Written task 1:
Reproduce the records verbatim, everything from the start of the records down to the line containing "Find all labels, buttons, inputs, and", both included.

Text block:

-------

# Escape velocity of electron/positron pair

1. Jun 23, 2014

### xortdsc

Hi,

is there a way to compute the escape velocity/kinetic energy of a newly created electron/positron pair ? Or in other words: How much excess energy (beyond 2 times electron mass) has to be put into the creation such that they will escape each other into infinity ?

Thanks and cheers

2. Jun 23, 2014

### Bill_K

Two electron masses is already enough for them to escape to infinity. Creating them in a bound state would require slightly less energy than that.

The energy levels of positronium are half those of the hydrogen atom, so the ground state is at -6.8 eV.

3. Jun 23, 2014

### xortdsc

so that would mean that 2 electron masses will be just the amount of energy to be injected to produce the electron/positron and they would fly apart. During it's course through space they would slow down (due to attractive electro static forces) and come to rest at "infinity" ?

wouldn't that mean that their effective mass during flight would need to be less than their rest-mass as some of this energy is used for kinetic motion ? however special relativity states that the mass would increase when moving. how does this go together ?

4. Jun 23, 2014

### Staff: Mentor

Yes.

What do you mean with "effective mass"? The mass of the system in total is constant, two times the electron mass. The mass of the individual particles is constant as well and exactly the electron mass. Mass (sometimes called "rest mass") is not a velocity-dependent quantity. Energy is.

5. Jun 23, 2014

### ChrisVer

$E^2= p^2 + m^2$

mass doesn't change...
the kinetic energy changes by $p$ term

6. Jun 24, 2014

### xortdsc

are you saying the energy of the system increases as the particles move away from each other ? where is the conservation of energy gone ?

7. Jun 24, 2014

### xortdsc

when one considers conservation of energy of the whole system (which should be the case, i think), i'd have thought that the total energy is 2 times electron mass energy plus the kinetic energy needed to overcome the attractive coulomb potential between them. Then during flight this kinetic energy is drained by the coulomb force (so coulomb potential goes up while kinetic energy goes down as they move further and further apart) and both will be 0 at infinity.

Last edited: Jun 24, 2014
8. Jun 24, 2014

### ChrisVer

The coulomb potential falls the farther you go....
2m is enough for them to escape the attraction.

-------

Extracted material:

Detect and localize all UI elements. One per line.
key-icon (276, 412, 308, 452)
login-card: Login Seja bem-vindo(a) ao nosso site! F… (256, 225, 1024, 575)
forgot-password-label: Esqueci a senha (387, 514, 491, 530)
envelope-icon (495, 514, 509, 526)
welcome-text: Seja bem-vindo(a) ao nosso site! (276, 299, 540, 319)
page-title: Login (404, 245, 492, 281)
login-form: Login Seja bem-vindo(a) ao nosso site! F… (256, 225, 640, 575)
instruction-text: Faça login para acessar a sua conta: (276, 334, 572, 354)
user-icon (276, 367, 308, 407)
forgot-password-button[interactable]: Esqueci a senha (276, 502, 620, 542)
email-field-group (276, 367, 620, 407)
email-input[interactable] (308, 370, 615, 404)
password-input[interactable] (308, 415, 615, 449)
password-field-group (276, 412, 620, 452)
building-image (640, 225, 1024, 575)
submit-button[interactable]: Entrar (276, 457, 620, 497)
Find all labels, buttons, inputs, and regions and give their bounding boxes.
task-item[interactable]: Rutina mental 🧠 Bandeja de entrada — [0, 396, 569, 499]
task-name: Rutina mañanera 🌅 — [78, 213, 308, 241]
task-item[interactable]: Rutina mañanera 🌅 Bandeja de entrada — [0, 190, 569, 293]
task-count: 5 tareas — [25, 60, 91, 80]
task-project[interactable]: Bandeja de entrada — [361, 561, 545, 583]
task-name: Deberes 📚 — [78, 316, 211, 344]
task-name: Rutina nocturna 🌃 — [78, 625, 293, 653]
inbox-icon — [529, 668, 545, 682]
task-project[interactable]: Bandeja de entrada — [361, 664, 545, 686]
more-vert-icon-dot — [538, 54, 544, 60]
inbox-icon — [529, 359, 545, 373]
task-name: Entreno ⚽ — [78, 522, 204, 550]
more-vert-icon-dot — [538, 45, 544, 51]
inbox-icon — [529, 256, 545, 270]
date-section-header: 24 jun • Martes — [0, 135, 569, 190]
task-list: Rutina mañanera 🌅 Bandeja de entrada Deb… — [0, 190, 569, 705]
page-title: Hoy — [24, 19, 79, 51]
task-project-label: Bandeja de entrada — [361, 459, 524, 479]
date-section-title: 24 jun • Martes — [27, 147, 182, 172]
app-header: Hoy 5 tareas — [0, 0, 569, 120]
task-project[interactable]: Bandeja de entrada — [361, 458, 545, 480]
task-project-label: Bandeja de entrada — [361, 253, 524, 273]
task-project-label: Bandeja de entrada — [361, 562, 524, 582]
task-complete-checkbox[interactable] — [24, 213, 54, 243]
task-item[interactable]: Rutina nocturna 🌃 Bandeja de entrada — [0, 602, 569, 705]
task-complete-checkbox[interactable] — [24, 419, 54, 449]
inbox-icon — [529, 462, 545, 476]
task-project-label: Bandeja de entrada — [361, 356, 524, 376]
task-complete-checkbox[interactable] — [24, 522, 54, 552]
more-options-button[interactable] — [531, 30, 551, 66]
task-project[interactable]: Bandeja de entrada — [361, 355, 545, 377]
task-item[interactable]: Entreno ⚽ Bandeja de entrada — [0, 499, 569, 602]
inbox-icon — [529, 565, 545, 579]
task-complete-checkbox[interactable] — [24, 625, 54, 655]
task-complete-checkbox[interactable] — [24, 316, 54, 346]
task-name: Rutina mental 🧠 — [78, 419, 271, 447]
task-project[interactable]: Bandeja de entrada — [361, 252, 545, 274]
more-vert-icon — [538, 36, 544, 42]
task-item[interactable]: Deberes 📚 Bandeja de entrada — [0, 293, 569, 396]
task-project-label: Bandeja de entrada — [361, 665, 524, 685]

-------

Written task 2:
Answer from the thread on the escape velocity of an electron/positron pair:
(a) At what energy does Bill_K place the ground state of positronium?
(b) According to the staff mentor, what is the total mass of the system?
(c) What equation does ChrisVer give?

Worked solution 1:
Detect and localize all UI elements. One per line.
key-icon (276, 412, 308, 452)
login-card: Login Seja bem-vindo(a) ao nosso site! F… (256, 225, 1024, 575)
forgot-password-label: Esqueci a senha (387, 514, 491, 530)
envelope-icon (495, 514, 509, 526)
welcome-text: Seja bem-vindo(a) ao nosso site! (276, 299, 540, 319)
page-title: Login (404, 245, 492, 281)
login-form: Login Seja bem-vindo(a) ao nosso site! F… (256, 225, 640, 575)
instruction-text: Faça login para acessar a sua conta: (276, 334, 572, 354)
user-icon (276, 367, 308, 407)
forgot-password-button[interactable]: Esqueci a senha (276, 502, 620, 542)
email-field-group (276, 367, 620, 407)
email-input[interactable] (308, 370, 615, 404)
password-input[interactable] (308, 415, 615, 449)
password-field-group (276, 412, 620, 452)
building-image (640, 225, 1024, 575)
submit-button[interactable]: Entrar (276, 457, 620, 497)
Find all labels, buttons, inputs, and regions and give their bounding boxes.

Worked solution 2:
(a) -6.8 eV
(b) Two times the electron mass
(c) $E^2= p^2 + m^2$